Stored records
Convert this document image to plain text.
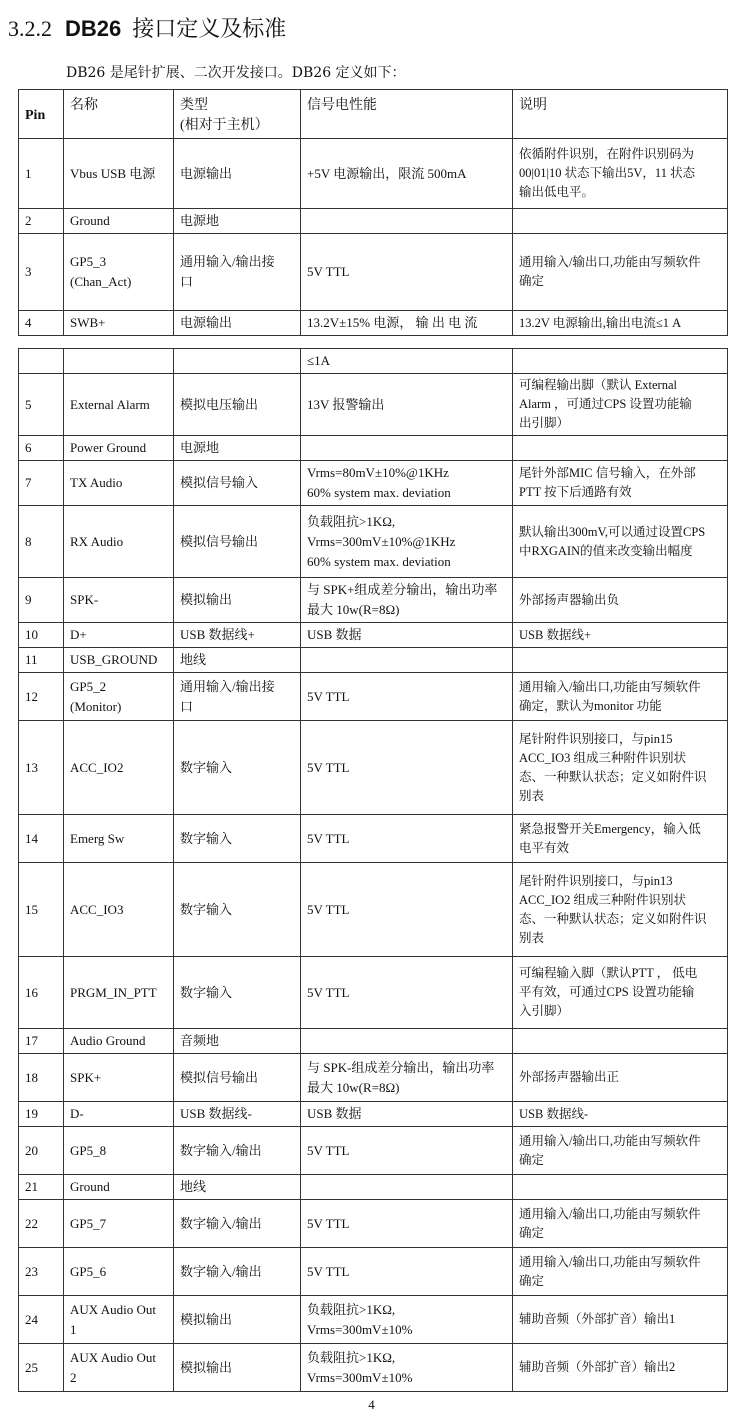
3.2.2 DB26 接口定义及标准
DB26 是尾针扩展、二次开发接口。DB26 定义如下：
Pin	名称	类型
(相对于主机）	信号电性能	说明

1	Vbus USB 电源	电源输出	+5V 电源输出，限流 500mA	依循附件识别，在附件识别码为
00|01|10 状态下输出5V，11 状态
输出低电平。

2	Ground	电源地		

3	GP5_3
(Chan_Act)	通用输入/输出接
口	5V TTL	通用输入/输出口,功能由写频软件
确定

4	SWB+	电源输出	13.2V±15% 电源， 输 出 电 流	13.2V 电源输出,输出电流≤1 A

			≤1A	

5	External Alarm	模拟电压输出	13V 报警输出	可编程输出脚（默认 External
Alarm ，可通过CPS 设置功能输
出引脚）

6	Power Ground	电源地		

7	TX Audio	模拟信号输入	Vrms=80mV±10%@1KHz
60% system max. deviation	尾针外部MIC 信号输入，在外部
PTT 按下后通路有效

8	RX Audio	模拟信号输出	负载阻抗>1KΩ,
Vrms=300mV±10%@1KHz
60% system max. deviation	默认输出300mV,可以通过设置CPS
中RXGAIN的值来改变输出幅度

9	SPK-	模拟输出	与 SPK+组成差分输出，输出功率
最大 10w(R=8Ω)	外部扬声器输出负

10	D+	USB 数据线+	USB 数据	USB 数据线+

11	USB_GROUND	地线		

12	GP5_2
(Monitor)	通用输入/输出接
口	5V TTL	通用输入/输出口,功能由写频软件
确定，默认为monitor 功能

13	ACC_IO2	数字输入	5V TTL	尾针附件识别接口，与pin15
ACC_IO3 组成三种附件识别状
态、一种默认状态；定义如附件识
别表

14	Emerg Sw	数字输入	5V TTL	紧急报警开关Emergency，输入低
电平有效

15	ACC_IO3	数字输入	5V TTL	尾针附件识别接口，与pin13
ACC_IO2 组成三种附件识别状
态、一种默认状态；定义如附件识
别表

16	PRGM_IN_PTT	数字输入	5V TTL	可编程输入脚（默认PTT ， 低电
平有效，可通过CPS 设置功能输
入引脚）

17	Audio Ground	音频地		

18	SPK+	模拟信号输出	与 SPK-组成差分输出，输出功率
最大 10w(R=8Ω)	外部扬声器输出正

19	D-	USB 数据线-	USB 数据	USB 数据线-

20	GP5_8	数字输入/输出	5V TTL	通用输入/输出口,功能由写频软件
确定

21	Ground	地线		

22	GP5_7	数字输入/输出	5V TTL	通用输入/输出口,功能由写频软件
确定

23	GP5_6	数字输入/输出	5V TTL	通用输入/输出口,功能由写频软件
确定

24	AUX Audio Out
1	模拟输出	负载阻抗>1KΩ,
Vrms=300mV±10%	辅助音频（外部扩音）输出1

25	AUX Audio Out
2	模拟输出	负载阻抗>1KΩ,
Vrms=300mV±10%	辅助音频（外部扩音）输出2
4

WORK TO DO :: Write out the entries above word for word. Do not include the pictures.

OUTPUT ::
Convert this document image to plain text.
3.2.2 DB26 接口定义及标准
DB26 是尾针扩展、二次开发接口。DB26 定义如下：
Pin	名称	类型
(相对于主机）	信号电性能	说明

1	Vbus USB 电源	电源输出	+5V 电源输出，限流 500mA	依循附件识别，在附件识别码为
00|01|10 状态下输出5V，11 状态
输出低电平。

2	Ground	电源地		

3	GP5_3
(Chan_Act)	通用输入/输出接
口	5V TTL	通用输入/输出口,功能由写频软件
确定

4	SWB+	电源输出	13.2V±15% 电源， 输 出 电 流	13.2V 电源输出,输出电流≤1 A

			≤1A	

5	External Alarm	模拟电压输出	13V 报警输出	可编程输出脚（默认 External
Alarm ，可通过CPS 设置功能输
出引脚）

6	Power Ground	电源地		

7	TX Audio	模拟信号输入	Vrms=80mV±10%@1KHz
60% system max. deviation	尾针外部MIC 信号输入，在外部
PTT 按下后通路有效

8	RX Audio	模拟信号输出	负载阻抗>1KΩ,
Vrms=300mV±10%@1KHz
60% system max. deviation	默认输出300mV,可以通过设置CPS
中RXGAIN的值来改变输出幅度

9	SPK-	模拟输出	与 SPK+组成差分输出，输出功率
最大 10w(R=8Ω)	外部扬声器输出负

10	D+	USB 数据线+	USB 数据	USB 数据线+

11	USB_GROUND	地线		

12	GP5_2
(Monitor)	通用输入/输出接
口	5V TTL	通用输入/输出口,功能由写频软件
确定，默认为monitor 功能

13	ACC_IO2	数字输入	5V TTL	尾针附件识别接口，与pin15
ACC_IO3 组成三种附件识别状
态、一种默认状态；定义如附件识
别表

14	Emerg Sw	数字输入	5V TTL	紧急报警开关Emergency，输入低
电平有效

15	ACC_IO3	数字输入	5V TTL	尾针附件识别接口，与pin13
ACC_IO2 组成三种附件识别状
态、一种默认状态；定义如附件识
别表

16	PRGM_IN_PTT	数字输入	5V TTL	可编程输入脚（默认PTT ， 低电
平有效，可通过CPS 设置功能输
入引脚）

17	Audio Ground	音频地		

18	SPK+	模拟信号输出	与 SPK-组成差分输出，输出功率
最大 10w(R=8Ω)	外部扬声器输出正

19	D-	USB 数据线-	USB 数据	USB 数据线-

20	GP5_8	数字输入/输出	5V TTL	通用输入/输出口,功能由写频软件
确定

21	Ground	地线		

22	GP5_7	数字输入/输出	5V TTL	通用输入/输出口,功能由写频软件
确定

23	GP5_6	数字输入/输出	5V TTL	通用输入/输出口,功能由写频软件
确定

24	AUX Audio Out
1	模拟输出	负载阻抗>1KΩ,
Vrms=300mV±10%	辅助音频（外部扩音）输出1

25	AUX Audio Out
2	模拟输出	负载阻抗>1KΩ,
Vrms=300mV±10%	辅助音频（外部扩音）输出2
4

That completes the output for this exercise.